Output every entry exactly as written, skipping any pictures.
━━━━━━━━━━
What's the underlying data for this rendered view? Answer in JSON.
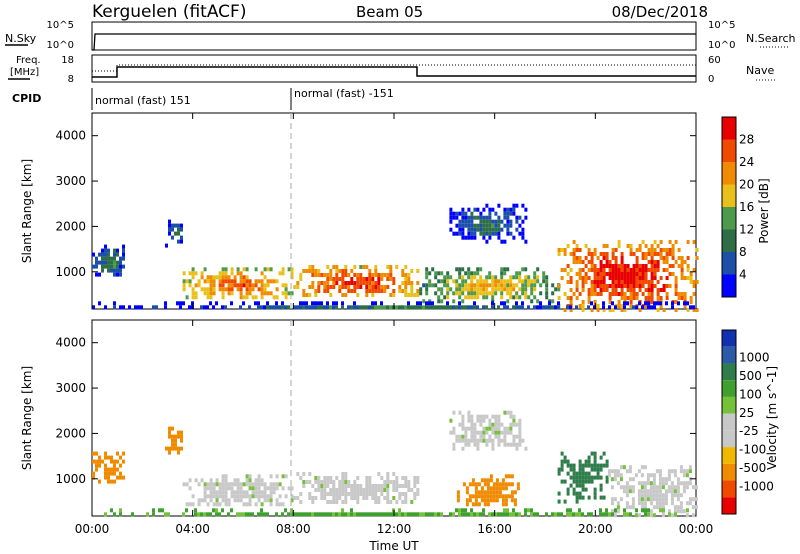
{
  "header": {
    "station": "Kerguelen (fitACF)",
    "beam": "Beam 05",
    "date": "08/Dec/2018"
  },
  "strip1": {
    "left_label": "N.Sky",
    "right_label": "N.Search",
    "left_ticks": [
      "10^5",
      "10^0"
    ],
    "right_ticks": [
      "10^5",
      "10^0"
    ]
  },
  "strip2": {
    "left_label_1": "Freq.",
    "left_label_2": "[MHz]",
    "right_label": "Nave",
    "left_ticks": [
      "18",
      "8"
    ],
    "right_ticks": [
      "60",
      "0"
    ]
  },
  "cpid": {
    "label": "CPID",
    "segments": [
      {
        "text": "normal (fast) 151",
        "start_hour": 0
      },
      {
        "text": "normal (fast) -151",
        "start_hour": 8
      }
    ]
  },
  "colors": {
    "power": [
      "#0000ff",
      "#1b4fa8",
      "#2e6e46",
      "#4d9a4d",
      "#e9c01a",
      "#f08a00",
      "#f04a00",
      "#e80000"
    ],
    "velocity": [
      "#e80000",
      "#f04a00",
      "#f08a00",
      "#f0b800",
      "#c8c8c8",
      "#c8c8c8",
      "#74c23a",
      "#3fa030",
      "#2f7d4a",
      "#2a5aa8",
      "#1030b0"
    ]
  },
  "chart_data": [
    {
      "type": "heatmap",
      "title": "",
      "xlabel": "Time UT",
      "ylabel": "Slant Range [km]",
      "xlim": [
        "00:00",
        "00:00"
      ],
      "x_ticks": [
        "00:00",
        "04:00",
        "08:00",
        "12:00",
        "16:00",
        "20:00",
        "00:00"
      ],
      "ylim": [
        180,
        4500
      ],
      "y_ticks": [
        1000,
        2000,
        3000,
        4000
      ],
      "colorbar": {
        "label": "Power [dB]",
        "ticks": [
          4,
          8,
          12,
          16,
          20,
          24,
          28
        ],
        "range": [
          0,
          32
        ]
      },
      "echo_regions": [
        {
          "t0": 0.0,
          "t1": 1.3,
          "r0": 900,
          "r1": 1600,
          "power_dB": 8
        },
        {
          "t0": 2.9,
          "t1": 3.6,
          "r0": 1600,
          "r1": 2150,
          "power_dB": 6
        },
        {
          "t0": 3.6,
          "t1": 8.0,
          "r0": 400,
          "r1": 1100,
          "power_dB": 22
        },
        {
          "t0": 8.0,
          "t1": 13.0,
          "r0": 450,
          "r1": 1150,
          "power_dB": 24
        },
        {
          "t0": 14.2,
          "t1": 17.2,
          "r0": 1700,
          "r1": 2500,
          "power_dB": 6
        },
        {
          "t0": 13.0,
          "t1": 18.5,
          "r0": 350,
          "r1": 1100,
          "power_dB": 16
        },
        {
          "t0": 18.5,
          "t1": 24.0,
          "r0": 200,
          "r1": 1700,
          "power_dB": 26
        },
        {
          "t0": 0.0,
          "t1": 24.0,
          "r0": 180,
          "r1": 350,
          "power_dB": 6
        }
      ]
    },
    {
      "type": "heatmap",
      "title": "",
      "xlabel": "Time UT",
      "ylabel": "Slant Range [km]",
      "xlim": [
        "00:00",
        "00:00"
      ],
      "x_ticks": [
        "00:00",
        "04:00",
        "08:00",
        "12:00",
        "16:00",
        "20:00",
        "00:00"
      ],
      "ylim": [
        180,
        4500
      ],
      "y_ticks": [
        1000,
        2000,
        3000,
        4000
      ],
      "colorbar": {
        "label": "Velocity [m s^-1]",
        "ticks": [
          1000,
          500,
          100,
          25,
          -25,
          -100,
          -500,
          -1000
        ]
      },
      "echo_regions": [
        {
          "t0": 0.0,
          "t1": 1.3,
          "r0": 900,
          "r1": 1600,
          "velocity": -300
        },
        {
          "t0": 2.9,
          "t1": 3.6,
          "r0": 1600,
          "r1": 2150,
          "velocity": -150
        },
        {
          "t0": 3.6,
          "t1": 8.0,
          "r0": 400,
          "r1": 1100,
          "velocity": 0
        },
        {
          "t0": 8.0,
          "t1": 13.0,
          "r0": 450,
          "r1": 1150,
          "velocity": 0
        },
        {
          "t0": 14.2,
          "t1": 17.2,
          "r0": 1700,
          "r1": 2500,
          "velocity": 0
        },
        {
          "t0": 14.5,
          "t1": 17.0,
          "r0": 400,
          "r1": 1100,
          "velocity": -300
        },
        {
          "t0": 18.5,
          "t1": 20.5,
          "r0": 500,
          "r1": 1600,
          "velocity": 150
        },
        {
          "t0": 20.5,
          "t1": 24.0,
          "r0": 200,
          "r1": 1300,
          "velocity": 0
        },
        {
          "t0": 0.0,
          "t1": 24.0,
          "r0": 180,
          "r1": 350,
          "velocity": 60
        }
      ]
    }
  ]
}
━━━━━━━━━━
Exercise output =>
What's the underlying data for this rendered view? Answer in JSON.
{
  "header": {
    "station": "Kerguelen (fitACF)",
    "beam": "Beam 05",
    "date": "08/Dec/2018"
  },
  "strip1": {
    "left_label": "N.Sky",
    "right_label": "N.Search",
    "left_ticks": [
      "10^5",
      "10^0"
    ],
    "right_ticks": [
      "10^5",
      "10^0"
    ]
  },
  "strip2": {
    "left_label_1": "Freq.",
    "left_label_2": "[MHz]",
    "right_label": "Nave",
    "left_ticks": [
      "18",
      "8"
    ],
    "right_ticks": [
      "60",
      "0"
    ]
  },
  "cpid": {
    "label": "CPID",
    "segments": [
      {
        "text": "normal (fast) 151",
        "start_hour": 0
      },
      {
        "text": "normal (fast) -151",
        "start_hour": 8
      }
    ]
  },
  "colors": {
    "power": [
      "#0000ff",
      "#1b4fa8",
      "#2e6e46",
      "#4d9a4d",
      "#e9c01a",
      "#f08a00",
      "#f04a00",
      "#e80000"
    ],
    "velocity": [
      "#e80000",
      "#f04a00",
      "#f08a00",
      "#f0b800",
      "#c8c8c8",
      "#c8c8c8",
      "#74c23a",
      "#3fa030",
      "#2f7d4a",
      "#2a5aa8",
      "#1030b0"
    ]
  },
  "chart_data": [
    {
      "type": "heatmap",
      "title": "",
      "xlabel": "Time UT",
      "ylabel": "Slant Range [km]",
      "xlim": [
        "00:00",
        "00:00"
      ],
      "x_ticks": [
        "00:00",
        "04:00",
        "08:00",
        "12:00",
        "16:00",
        "20:00",
        "00:00"
      ],
      "ylim": [
        180,
        4500
      ],
      "y_ticks": [
        1000,
        2000,
        3000,
        4000
      ],
      "colorbar": {
        "label": "Power [dB]",
        "ticks": [
          4,
          8,
          12,
          16,
          20,
          24,
          28
        ],
        "range": [
          0,
          32
        ]
      },
      "echo_regions": [
        {
          "t0": 0.0,
          "t1": 1.3,
          "r0": 900,
          "r1": 1600,
          "power_dB": 8
        },
        {
          "t0": 2.9,
          "t1": 3.6,
          "r0": 1600,
          "r1": 2150,
          "power_dB": 6
        },
        {
          "t0": 3.6,
          "t1": 8.0,
          "r0": 400,
          "r1": 1100,
          "power_dB": 22
        },
        {
          "t0": 8.0,
          "t1": 13.0,
          "r0": 450,
          "r1": 1150,
          "power_dB": 24
        },
        {
          "t0": 14.2,
          "t1": 17.2,
          "r0": 1700,
          "r1": 2500,
          "power_dB": 6
        },
        {
          "t0": 13.0,
          "t1": 18.5,
          "r0": 350,
          "r1": 1100,
          "power_dB": 16
        },
        {
          "t0": 18.5,
          "t1": 24.0,
          "r0": 200,
          "r1": 1700,
          "power_dB": 26
        },
        {
          "t0": 0.0,
          "t1": 24.0,
          "r0": 180,
          "r1": 350,
          "power_dB": 6
        }
      ]
    },
    {
      "type": "heatmap",
      "title": "",
      "xlabel": "Time UT",
      "ylabel": "Slant Range [km]",
      "xlim": [
        "00:00",
        "00:00"
      ],
      "x_ticks": [
        "00:00",
        "04:00",
        "08:00",
        "12:00",
        "16:00",
        "20:00",
        "00:00"
      ],
      "ylim": [
        180,
        4500
      ],
      "y_ticks": [
        1000,
        2000,
        3000,
        4000
      ],
      "colorbar": {
        "label": "Velocity [m s^-1]",
        "ticks": [
          1000,
          500,
          100,
          25,
          -25,
          -100,
          -500,
          -1000
        ]
      },
      "echo_regions": [
        {
          "t0": 0.0,
          "t1": 1.3,
          "r0": 900,
          "r1": 1600,
          "velocity": -300
        },
        {
          "t0": 2.9,
          "t1": 3.6,
          "r0": 1600,
          "r1": 2150,
          "velocity": -150
        },
        {
          "t0": 3.6,
          "t1": 8.0,
          "r0": 400,
          "r1": 1100,
          "velocity": 0
        },
        {
          "t0": 8.0,
          "t1": 13.0,
          "r0": 450,
          "r1": 1150,
          "velocity": 0
        },
        {
          "t0": 14.2,
          "t1": 17.2,
          "r0": 1700,
          "r1": 2500,
          "velocity": 0
        },
        {
          "t0": 14.5,
          "t1": 17.0,
          "r0": 400,
          "r1": 1100,
          "velocity": -300
        },
        {
          "t0": 18.5,
          "t1": 20.5,
          "r0": 500,
          "r1": 1600,
          "velocity": 150
        },
        {
          "t0": 20.5,
          "t1": 24.0,
          "r0": 200,
          "r1": 1300,
          "velocity": 0
        },
        {
          "t0": 0.0,
          "t1": 24.0,
          "r0": 180,
          "r1": 350,
          "velocity": 60
        }
      ]
    }
  ]
}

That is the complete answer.